• [Stated exercise]
Word for word, transcribe the lines below and drop the pictures.

• [Data]
## Begin

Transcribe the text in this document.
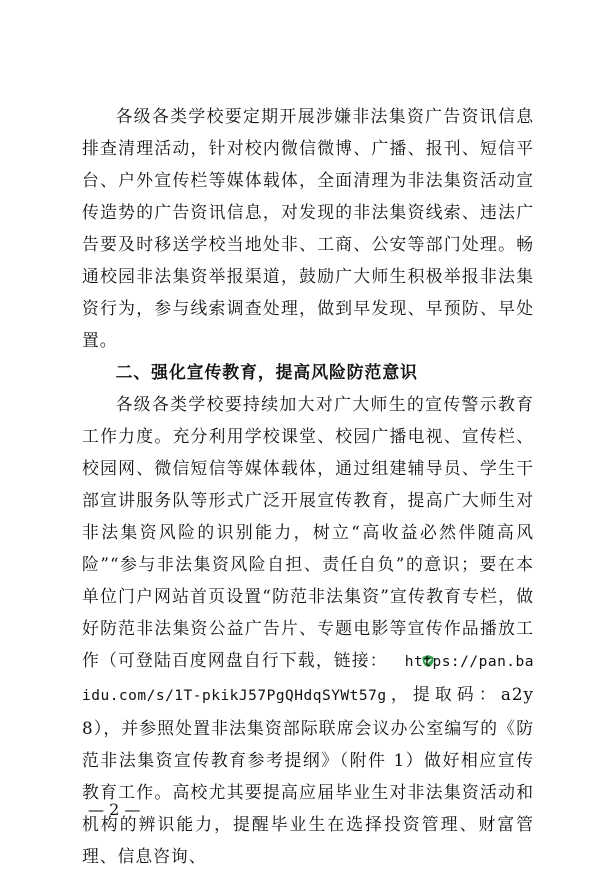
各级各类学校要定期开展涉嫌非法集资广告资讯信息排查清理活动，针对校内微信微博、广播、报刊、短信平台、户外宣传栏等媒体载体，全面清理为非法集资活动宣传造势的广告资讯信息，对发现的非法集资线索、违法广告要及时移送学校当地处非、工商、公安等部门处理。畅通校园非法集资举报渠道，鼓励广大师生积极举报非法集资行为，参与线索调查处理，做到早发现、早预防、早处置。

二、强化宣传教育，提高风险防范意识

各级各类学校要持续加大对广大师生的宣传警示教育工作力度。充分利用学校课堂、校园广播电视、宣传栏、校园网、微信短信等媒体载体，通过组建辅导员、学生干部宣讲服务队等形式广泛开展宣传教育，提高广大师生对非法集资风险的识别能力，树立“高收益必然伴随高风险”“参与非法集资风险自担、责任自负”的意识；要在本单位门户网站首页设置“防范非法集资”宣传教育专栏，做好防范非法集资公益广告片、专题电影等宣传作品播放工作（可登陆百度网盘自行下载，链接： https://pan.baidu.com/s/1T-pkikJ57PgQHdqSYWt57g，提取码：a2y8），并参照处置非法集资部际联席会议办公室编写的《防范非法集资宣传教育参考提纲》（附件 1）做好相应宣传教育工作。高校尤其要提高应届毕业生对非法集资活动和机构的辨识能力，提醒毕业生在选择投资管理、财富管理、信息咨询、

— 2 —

## End

• [Output of the task]
Transcribe the text in this document.
各级各类学校要定期开展涉嫌非法集资广告资讯信息排查清理活动，针对校内微信微博、广播、报刊、短信平台、户外宣传栏等媒体载体，全面清理为非法集资活动宣传造势的广告资讯信息，对发现的非法集资线索、违法广告要及时移送学校当地处非、工商、公安等部门处理。畅通校园非法集资举报渠道，鼓励广大师生积极举报非法集资行为，参与线索调查处理，做到早发现、早预防、早处置。

二、强化宣传教育，提高风险防范意识

各级各类学校要持续加大对广大师生的宣传警示教育工作力度。充分利用学校课堂、校园广播电视、宣传栏、校园网、微信短信等媒体载体，通过组建辅导员、学生干部宣讲服务队等形式广泛开展宣传教育，提高广大师生对非法集资风险的识别能力，树立“高收益必然伴随高风险”“参与非法集资风险自担、责任自负”的意识；要在本单位门户网站首页设置“防范非法集资”宣传教育专栏，做好防范非法集资公益广告片、专题电影等宣传作品播放工作（可登陆百度网盘自行下载，链接： https://pan.baidu.com/s/1T-pkikJ57PgQHdqSYWt57g，提取码：a2y8），并参照处置非法集资部际联席会议办公室编写的《防范非法集资宣传教育参考提纲》（附件 1）做好相应宣传教育工作。高校尤其要提高应届毕业生对非法集资活动和机构的辨识能力，提醒毕业生在选择投资管理、财富管理、信息咨询、

— 2 —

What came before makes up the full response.